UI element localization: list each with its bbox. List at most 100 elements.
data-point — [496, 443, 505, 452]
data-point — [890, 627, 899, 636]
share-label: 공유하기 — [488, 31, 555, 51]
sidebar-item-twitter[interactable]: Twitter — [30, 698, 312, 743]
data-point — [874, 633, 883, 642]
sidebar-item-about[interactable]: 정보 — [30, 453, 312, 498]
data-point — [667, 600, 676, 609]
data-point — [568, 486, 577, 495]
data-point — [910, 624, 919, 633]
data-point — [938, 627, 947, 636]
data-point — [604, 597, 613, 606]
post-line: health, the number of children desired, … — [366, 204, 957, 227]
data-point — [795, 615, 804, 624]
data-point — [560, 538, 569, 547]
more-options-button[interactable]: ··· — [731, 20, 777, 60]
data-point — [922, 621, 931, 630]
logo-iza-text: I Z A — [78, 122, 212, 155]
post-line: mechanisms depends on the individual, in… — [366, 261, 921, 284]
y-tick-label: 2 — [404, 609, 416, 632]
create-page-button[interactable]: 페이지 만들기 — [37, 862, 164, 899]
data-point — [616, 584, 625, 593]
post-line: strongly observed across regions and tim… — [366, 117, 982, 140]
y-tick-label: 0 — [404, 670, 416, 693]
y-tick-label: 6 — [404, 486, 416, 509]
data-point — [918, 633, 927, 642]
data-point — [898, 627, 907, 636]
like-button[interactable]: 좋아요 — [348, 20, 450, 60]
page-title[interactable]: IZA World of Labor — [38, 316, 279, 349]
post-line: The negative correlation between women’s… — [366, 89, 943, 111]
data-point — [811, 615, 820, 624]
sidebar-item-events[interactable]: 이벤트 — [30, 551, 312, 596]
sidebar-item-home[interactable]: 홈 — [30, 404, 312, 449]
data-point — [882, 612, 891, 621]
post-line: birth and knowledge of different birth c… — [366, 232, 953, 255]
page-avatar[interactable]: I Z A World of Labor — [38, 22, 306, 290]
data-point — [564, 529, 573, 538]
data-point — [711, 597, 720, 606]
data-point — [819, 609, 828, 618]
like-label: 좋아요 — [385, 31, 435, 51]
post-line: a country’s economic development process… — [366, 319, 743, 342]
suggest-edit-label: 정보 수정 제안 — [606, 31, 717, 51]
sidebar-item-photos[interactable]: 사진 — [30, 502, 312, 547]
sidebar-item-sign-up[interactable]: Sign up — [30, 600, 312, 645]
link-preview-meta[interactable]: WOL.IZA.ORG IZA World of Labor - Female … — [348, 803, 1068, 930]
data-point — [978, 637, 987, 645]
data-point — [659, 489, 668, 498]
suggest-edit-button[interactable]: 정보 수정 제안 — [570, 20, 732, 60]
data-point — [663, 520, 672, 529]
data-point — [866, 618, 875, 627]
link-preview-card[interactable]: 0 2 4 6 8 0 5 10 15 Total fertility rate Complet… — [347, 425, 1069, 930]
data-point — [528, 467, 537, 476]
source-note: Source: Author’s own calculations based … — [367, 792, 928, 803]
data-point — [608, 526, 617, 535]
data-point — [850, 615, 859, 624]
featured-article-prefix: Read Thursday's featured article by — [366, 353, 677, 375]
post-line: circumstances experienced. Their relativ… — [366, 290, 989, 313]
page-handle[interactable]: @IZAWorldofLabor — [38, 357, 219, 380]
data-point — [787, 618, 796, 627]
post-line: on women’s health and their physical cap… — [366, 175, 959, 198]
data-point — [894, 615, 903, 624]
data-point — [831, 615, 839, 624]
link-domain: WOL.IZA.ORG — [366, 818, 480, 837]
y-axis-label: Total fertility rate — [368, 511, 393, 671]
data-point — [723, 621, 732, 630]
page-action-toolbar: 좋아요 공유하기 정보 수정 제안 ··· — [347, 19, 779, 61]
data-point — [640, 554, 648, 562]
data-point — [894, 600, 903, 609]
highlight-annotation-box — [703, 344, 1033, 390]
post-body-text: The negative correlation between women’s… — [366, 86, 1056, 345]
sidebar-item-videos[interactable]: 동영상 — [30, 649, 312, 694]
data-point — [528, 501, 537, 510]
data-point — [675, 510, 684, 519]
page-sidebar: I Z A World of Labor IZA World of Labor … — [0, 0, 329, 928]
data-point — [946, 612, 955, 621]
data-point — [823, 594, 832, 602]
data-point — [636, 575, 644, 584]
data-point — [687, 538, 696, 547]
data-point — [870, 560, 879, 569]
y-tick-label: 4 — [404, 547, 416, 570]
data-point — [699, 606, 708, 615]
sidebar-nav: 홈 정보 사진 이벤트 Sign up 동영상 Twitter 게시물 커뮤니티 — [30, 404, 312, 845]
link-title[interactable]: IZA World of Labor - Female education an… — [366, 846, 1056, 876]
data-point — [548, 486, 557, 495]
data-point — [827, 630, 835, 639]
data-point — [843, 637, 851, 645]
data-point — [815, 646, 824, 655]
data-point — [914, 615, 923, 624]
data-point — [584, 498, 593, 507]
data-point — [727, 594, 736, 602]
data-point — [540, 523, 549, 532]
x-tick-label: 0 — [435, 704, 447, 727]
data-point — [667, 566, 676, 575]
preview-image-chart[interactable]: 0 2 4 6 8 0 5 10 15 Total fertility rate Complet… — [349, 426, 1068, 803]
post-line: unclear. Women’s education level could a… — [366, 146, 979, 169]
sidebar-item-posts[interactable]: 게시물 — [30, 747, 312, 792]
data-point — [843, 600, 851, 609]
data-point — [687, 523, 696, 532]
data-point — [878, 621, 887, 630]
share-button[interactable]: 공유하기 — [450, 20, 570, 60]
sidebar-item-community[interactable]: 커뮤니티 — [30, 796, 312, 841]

Set problem |
Which lines in the items above contain the string "Complet"? Collect and copy every one of them, matching uppercase and lowercase exactly.

Finished task |
link-preview-card[interactable]: 0 2 4 6 8 0 5 10 15 Total fertility rate Complet… — [347, 425, 1069, 930]
preview-image-chart[interactable]: 0 2 4 6 8 0 5 10 15 Total fertility rate Complet… — [349, 426, 1068, 803]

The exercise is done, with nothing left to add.